# Written request
In this exercise, return the whole listing exactly, excluding any images.

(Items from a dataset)
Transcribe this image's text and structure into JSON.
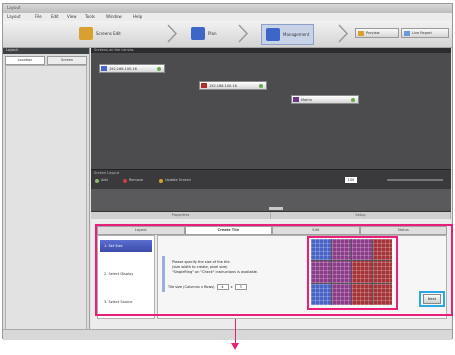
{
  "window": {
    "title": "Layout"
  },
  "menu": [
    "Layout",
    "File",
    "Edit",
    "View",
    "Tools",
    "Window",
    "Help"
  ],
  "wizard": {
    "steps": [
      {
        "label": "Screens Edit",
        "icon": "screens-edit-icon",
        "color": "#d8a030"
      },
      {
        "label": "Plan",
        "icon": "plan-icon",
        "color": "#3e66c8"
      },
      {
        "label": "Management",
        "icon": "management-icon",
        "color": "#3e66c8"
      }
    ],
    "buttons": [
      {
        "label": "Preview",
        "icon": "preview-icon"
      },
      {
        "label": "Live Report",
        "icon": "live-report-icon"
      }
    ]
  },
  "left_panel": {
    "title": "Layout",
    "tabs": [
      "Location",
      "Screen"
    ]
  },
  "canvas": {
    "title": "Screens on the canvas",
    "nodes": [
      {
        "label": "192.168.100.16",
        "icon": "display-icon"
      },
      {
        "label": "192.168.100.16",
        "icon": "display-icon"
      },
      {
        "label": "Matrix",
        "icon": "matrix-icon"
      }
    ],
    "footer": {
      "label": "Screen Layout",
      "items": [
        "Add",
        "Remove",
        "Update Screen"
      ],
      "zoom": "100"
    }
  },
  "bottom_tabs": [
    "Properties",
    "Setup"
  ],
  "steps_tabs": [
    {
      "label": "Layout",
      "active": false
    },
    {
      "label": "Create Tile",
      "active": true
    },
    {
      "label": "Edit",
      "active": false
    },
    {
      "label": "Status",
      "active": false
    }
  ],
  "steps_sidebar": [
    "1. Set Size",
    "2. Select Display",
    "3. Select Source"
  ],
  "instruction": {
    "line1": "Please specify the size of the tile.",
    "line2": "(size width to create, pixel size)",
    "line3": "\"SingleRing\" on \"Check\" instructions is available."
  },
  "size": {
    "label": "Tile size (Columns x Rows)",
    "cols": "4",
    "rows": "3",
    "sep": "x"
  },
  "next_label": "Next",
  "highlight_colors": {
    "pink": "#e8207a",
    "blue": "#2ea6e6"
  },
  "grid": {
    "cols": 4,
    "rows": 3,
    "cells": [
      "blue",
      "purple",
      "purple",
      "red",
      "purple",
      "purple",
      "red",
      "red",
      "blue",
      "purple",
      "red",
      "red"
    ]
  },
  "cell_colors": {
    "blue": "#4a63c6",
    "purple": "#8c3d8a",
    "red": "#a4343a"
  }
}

# Written answer
Transcribe this image's text and structure into JSON.
{
  "window": {
    "title": "Layout"
  },
  "menu": [
    "Layout",
    "File",
    "Edit",
    "View",
    "Tools",
    "Window",
    "Help"
  ],
  "wizard": {
    "steps": [
      {
        "label": "Screens Edit",
        "icon": "screens-edit-icon",
        "color": "#d8a030"
      },
      {
        "label": "Plan",
        "icon": "plan-icon",
        "color": "#3e66c8"
      },
      {
        "label": "Management",
        "icon": "management-icon",
        "color": "#3e66c8"
      }
    ],
    "buttons": [
      {
        "label": "Preview",
        "icon": "preview-icon"
      },
      {
        "label": "Live Report",
        "icon": "live-report-icon"
      }
    ]
  },
  "left_panel": {
    "title": "Layout",
    "tabs": [
      "Location",
      "Screen"
    ]
  },
  "canvas": {
    "title": "Screens on the canvas",
    "nodes": [
      {
        "label": "192.168.100.16",
        "icon": "display-icon"
      },
      {
        "label": "192.168.100.16",
        "icon": "display-icon"
      },
      {
        "label": "Matrix",
        "icon": "matrix-icon"
      }
    ],
    "footer": {
      "label": "Screen Layout",
      "items": [
        "Add",
        "Remove",
        "Update Screen"
      ],
      "zoom": "100"
    }
  },
  "bottom_tabs": [
    "Properties",
    "Setup"
  ],
  "steps_tabs": [
    {
      "label": "Layout",
      "active": false
    },
    {
      "label": "Create Tile",
      "active": true
    },
    {
      "label": "Edit",
      "active": false
    },
    {
      "label": "Status",
      "active": false
    }
  ],
  "steps_sidebar": [
    "1. Set Size",
    "2. Select Display",
    "3. Select Source"
  ],
  "instruction": {
    "line1": "Please specify the size of the tile.",
    "line2": "(size width to create, pixel size)",
    "line3": "\"SingleRing\" on \"Check\" instructions is available."
  },
  "size": {
    "label": "Tile size (Columns x Rows)",
    "cols": "4",
    "rows": "3",
    "sep": "x"
  },
  "next_label": "Next",
  "highlight_colors": {
    "pink": "#e8207a",
    "blue": "#2ea6e6"
  },
  "grid": {
    "cols": 4,
    "rows": 3,
    "cells": [
      "blue",
      "purple",
      "purple",
      "red",
      "purple",
      "purple",
      "red",
      "red",
      "blue",
      "purple",
      "red",
      "red"
    ]
  },
  "cell_colors": {
    "blue": "#4a63c6",
    "purple": "#8c3d8a",
    "red": "#a4343a"
  }
}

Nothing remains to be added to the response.